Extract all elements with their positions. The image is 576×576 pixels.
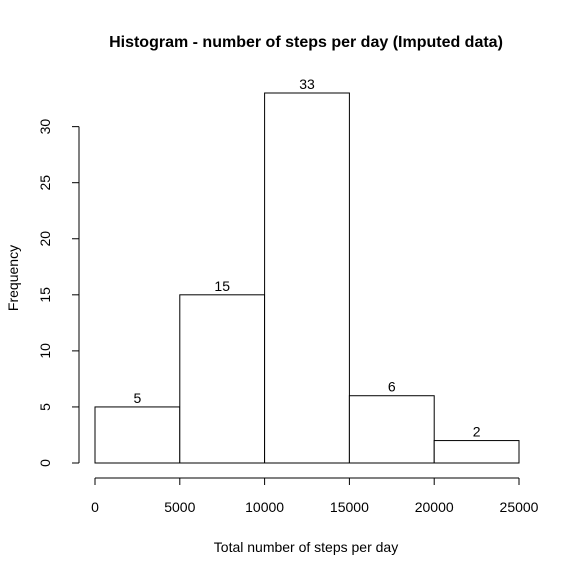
y-tick-label-6: 30 (37, 119, 53, 135)
bar-label-0: 5 (134, 390, 142, 406)
x-tick-label-5: 25000 (500, 499, 539, 515)
y-tick-label-3: 15 (37, 287, 53, 303)
x-axis: 0 5000 10000 15000 20000 25000 (91, 477, 539, 515)
bars-group (94, 92, 520, 464)
bar-label-1: 15 (214, 278, 230, 294)
bar-labels-group: 5 15 33 6 2 (134, 76, 481, 440)
y-axis-label: Frequency (5, 245, 21, 311)
bar-0 (94, 406, 181, 464)
x-tick-label-2: 10000 (245, 499, 284, 515)
y-tick-label-0: 0 (37, 459, 53, 467)
y-tick-label-5: 25 (37, 175, 53, 191)
bar-4 (433, 440, 520, 464)
chart-title: Histogram - number of steps per day (Imp… (109, 34, 503, 51)
bar-label-3: 6 (388, 379, 396, 395)
bar-label-2: 33 (299, 76, 315, 92)
x-axis-label: Total number of steps per day (214, 539, 398, 555)
bar-2 (264, 92, 350, 464)
x-tick-label-4: 20000 (415, 499, 454, 515)
x-tick-label-1: 5000 (164, 499, 195, 515)
bar-3 (348, 395, 435, 464)
y-axis: 0 5 10 15 20 25 30 (37, 119, 80, 467)
x-tick-label-3: 15000 (330, 499, 369, 515)
bar-label-4: 2 (473, 424, 481, 440)
x-tick-label-0: 0 (91, 499, 99, 515)
y-tick-label-2: 10 (37, 343, 53, 359)
y-tick-label-4: 20 (37, 231, 53, 247)
y-tick-label-1: 5 (37, 403, 53, 411)
bar-1 (179, 294, 266, 464)
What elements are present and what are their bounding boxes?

= = = = = = =

AIM OF THE EXERCISE >> Render each line of the data above as a JSON list of strings, one string per line, with blank lines dropped. Leave the picture out of the answer.

EXERCISE OUTPUT >>
[
  "Extract all elements with their positions. The image is 576×576 pixels.",
  "y-tick-label-6: 30 (37, 119, 53, 135)",
  "bar-label-0: 5 (134, 390, 142, 406)",
  "x-tick-label-5: 25000 (500, 499, 539, 515)",
  "y-tick-label-3: 15 (37, 287, 53, 303)",
  "x-axis: 0 5000 10000 15000 20000 25000 (91, 477, 539, 515)",
  "bars-group (94, 92, 520, 464)",
  "bar-label-1: 15 (214, 278, 230, 294)",
  "bar-labels-group: 5 15 33 6 2 (134, 76, 481, 440)",
  "y-axis-label: Frequency (5, 245, 21, 311)",
  "bar-0 (94, 406, 181, 464)",
  "x-tick-label-2: 10000 (245, 499, 284, 515)",
  "y-tick-label-0: 0 (37, 459, 53, 467)",
  "y-tick-label-5: 25 (37, 175, 53, 191)",
  "bar-4 (433, 440, 520, 464)",
  "chart-title: Histogram - number of steps per day (Imp… (109, 34, 503, 51)",
  "bar-label-3: 6 (388, 379, 396, 395)",
  "bar-label-2: 33 (299, 76, 315, 92)",
  "x-axis-label: Total number of steps per day (214, 539, 398, 555)",
  "bar-2 (264, 92, 350, 464)",
  "x-tick-label-4: 20000 (415, 499, 454, 515)",
  "x-tick-label-1: 5000 (164, 499, 195, 515)",
  "bar-3 (348, 395, 435, 464)",
  "y-axis: 0 5 10 15 20 25 30 (37, 119, 80, 467)",
  "x-tick-label-3: 15000 (330, 499, 369, 515)",
  "bar-label-4: 2 (473, 424, 481, 440)",
  "x-tick-label-0: 0 (91, 499, 99, 515)",
  "y-tick-label-2: 10 (37, 343, 53, 359)",
  "y-tick-label-4: 20 (37, 231, 53, 247)",
  "y-tick-label-1: 5 (37, 403, 53, 411)",
  "bar-1 (179, 294, 266, 464)",
  "What elements are present and what are their bounding boxes?"
]